* START Input *

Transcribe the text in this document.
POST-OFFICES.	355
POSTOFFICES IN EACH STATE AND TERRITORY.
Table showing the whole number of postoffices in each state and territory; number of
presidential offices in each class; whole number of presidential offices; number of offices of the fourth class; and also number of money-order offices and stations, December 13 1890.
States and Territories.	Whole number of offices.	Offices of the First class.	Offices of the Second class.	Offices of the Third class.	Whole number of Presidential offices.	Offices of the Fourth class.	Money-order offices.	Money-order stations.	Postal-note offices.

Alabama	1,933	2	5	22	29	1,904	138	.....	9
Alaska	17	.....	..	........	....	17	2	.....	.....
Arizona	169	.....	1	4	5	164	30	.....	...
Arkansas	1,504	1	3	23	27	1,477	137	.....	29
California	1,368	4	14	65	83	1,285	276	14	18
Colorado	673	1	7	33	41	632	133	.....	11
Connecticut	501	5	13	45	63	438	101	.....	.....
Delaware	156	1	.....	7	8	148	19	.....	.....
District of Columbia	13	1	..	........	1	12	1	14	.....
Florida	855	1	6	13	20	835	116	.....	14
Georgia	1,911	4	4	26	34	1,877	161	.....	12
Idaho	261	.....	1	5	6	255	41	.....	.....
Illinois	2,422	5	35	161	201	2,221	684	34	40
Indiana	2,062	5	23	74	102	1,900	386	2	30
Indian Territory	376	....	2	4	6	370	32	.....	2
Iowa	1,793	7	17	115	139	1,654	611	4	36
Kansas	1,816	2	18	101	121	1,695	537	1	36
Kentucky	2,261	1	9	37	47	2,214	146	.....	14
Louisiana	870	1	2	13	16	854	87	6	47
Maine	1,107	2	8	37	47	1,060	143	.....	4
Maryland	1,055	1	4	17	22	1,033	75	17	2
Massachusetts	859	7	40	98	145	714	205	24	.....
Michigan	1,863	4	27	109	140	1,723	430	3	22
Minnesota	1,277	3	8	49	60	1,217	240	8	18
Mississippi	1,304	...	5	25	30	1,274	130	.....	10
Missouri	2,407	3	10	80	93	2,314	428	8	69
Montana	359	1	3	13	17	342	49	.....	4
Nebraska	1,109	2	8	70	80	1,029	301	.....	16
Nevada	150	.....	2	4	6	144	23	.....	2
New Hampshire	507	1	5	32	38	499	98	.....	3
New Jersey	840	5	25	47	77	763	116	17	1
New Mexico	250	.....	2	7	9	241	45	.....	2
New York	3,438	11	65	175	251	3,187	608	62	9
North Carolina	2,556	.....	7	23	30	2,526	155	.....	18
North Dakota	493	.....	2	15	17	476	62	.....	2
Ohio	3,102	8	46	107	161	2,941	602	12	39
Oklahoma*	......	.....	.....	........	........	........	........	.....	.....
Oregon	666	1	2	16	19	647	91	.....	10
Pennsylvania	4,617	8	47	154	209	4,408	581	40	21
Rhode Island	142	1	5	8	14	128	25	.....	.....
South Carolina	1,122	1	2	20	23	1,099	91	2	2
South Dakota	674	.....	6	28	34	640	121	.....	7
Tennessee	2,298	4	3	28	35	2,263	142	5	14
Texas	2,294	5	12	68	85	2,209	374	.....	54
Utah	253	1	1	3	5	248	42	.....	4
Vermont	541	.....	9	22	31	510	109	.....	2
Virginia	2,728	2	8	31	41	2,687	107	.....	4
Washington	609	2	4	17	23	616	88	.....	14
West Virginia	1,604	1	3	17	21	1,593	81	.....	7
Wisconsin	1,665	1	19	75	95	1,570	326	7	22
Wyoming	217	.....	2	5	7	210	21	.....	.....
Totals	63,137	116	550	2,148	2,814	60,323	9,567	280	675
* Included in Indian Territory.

* END Input *

• [Goal of the exercise] Extract all of the data shown above and repeat it verbatim.

• [Exercise answer]
Transcribe the text in this document.
POST-OFFICES.	355
POSTOFFICES IN EACH STATE AND TERRITORY.
Table showing the whole number of postoffices in each state and territory; number of
presidential offices in each class; whole number of presidential offices; number of offices of the fourth class; and also number of money-order offices and stations, December 13 1890.
States and Territories.	Whole number of offices.	Offices of the First class.	Offices of the Second class.	Offices of the Third class.	Whole number of Presidential offices.	Offices of the Fourth class.	Money-order offices.	Money-order stations.	Postal-note offices.

Alabama	1,933	2	5	22	29	1,904	138	.....	9
Alaska	17	.....	..	........	....	17	2	.....	.....
Arizona	169	.....	1	4	5	164	30	.....	...
Arkansas	1,504	1	3	23	27	1,477	137	.....	29
California	1,368	4	14	65	83	1,285	276	14	18
Colorado	673	1	7	33	41	632	133	.....	11
Connecticut	501	5	13	45	63	438	101	.....	.....
Delaware	156	1	.....	7	8	148	19	.....	.....
District of Columbia	13	1	..	........	1	12	1	14	.....
Florida	855	1	6	13	20	835	116	.....	14
Georgia	1,911	4	4	26	34	1,877	161	.....	12
Idaho	261	.....	1	5	6	255	41	.....	.....
Illinois	2,422	5	35	161	201	2,221	684	34	40
Indiana	2,062	5	23	74	102	1,900	386	2	30
Indian Territory	376	....	2	4	6	370	32	.....	2
Iowa	1,793	7	17	115	139	1,654	611	4	36
Kansas	1,816	2	18	101	121	1,695	537	1	36
Kentucky	2,261	1	9	37	47	2,214	146	.....	14
Louisiana	870	1	2	13	16	854	87	6	47
Maine	1,107	2	8	37	47	1,060	143	.....	4
Maryland	1,055	1	4	17	22	1,033	75	17	2
Massachusetts	859	7	40	98	145	714	205	24	.....
Michigan	1,863	4	27	109	140	1,723	430	3	22
Minnesota	1,277	3	8	49	60	1,217	240	8	18
Mississippi	1,304	...	5	25	30	1,274	130	.....	10
Missouri	2,407	3	10	80	93	2,314	428	8	69
Montana	359	1	3	13	17	342	49	.....	4
Nebraska	1,109	2	8	70	80	1,029	301	.....	16
Nevada	150	.....	2	4	6	144	23	.....	2
New Hampshire	507	1	5	32	38	499	98	.....	3
New Jersey	840	5	25	47	77	763	116	17	1
New Mexico	250	.....	2	7	9	241	45	.....	2
New York	3,438	11	65	175	251	3,187	608	62	9
North Carolina	2,556	.....	7	23	30	2,526	155	.....	18
North Dakota	493	.....	2	15	17	476	62	.....	2
Ohio	3,102	8	46	107	161	2,941	602	12	39
Oklahoma*	......	.....	.....	........	........	........	........	.....	.....
Oregon	666	1	2	16	19	647	91	.....	10
Pennsylvania	4,617	8	47	154	209	4,408	581	40	21
Rhode Island	142	1	5	8	14	128	25	.....	.....
South Carolina	1,122	1	2	20	23	1,099	91	2	2
South Dakota	674	.....	6	28	34	640	121	.....	7
Tennessee	2,298	4	3	28	35	2,263	142	5	14
Texas	2,294	5	12	68	85	2,209	374	.....	54
Utah	253	1	1	3	5	248	42	.....	4
Vermont	541	.....	9	22	31	510	109	.....	2
Virginia	2,728	2	8	31	41	2,687	107	.....	4
Washington	609	2	4	17	23	616	88	.....	14
West Virginia	1,604	1	3	17	21	1,593	81	.....	7
Wisconsin	1,665	1	19	75	95	1,570	326	7	22
Wyoming	217	.....	2	5	7	210	21	.....	.....
Totals	63,137	116	550	2,148	2,814	60,323	9,567	280	675
* Included in Indian Territory.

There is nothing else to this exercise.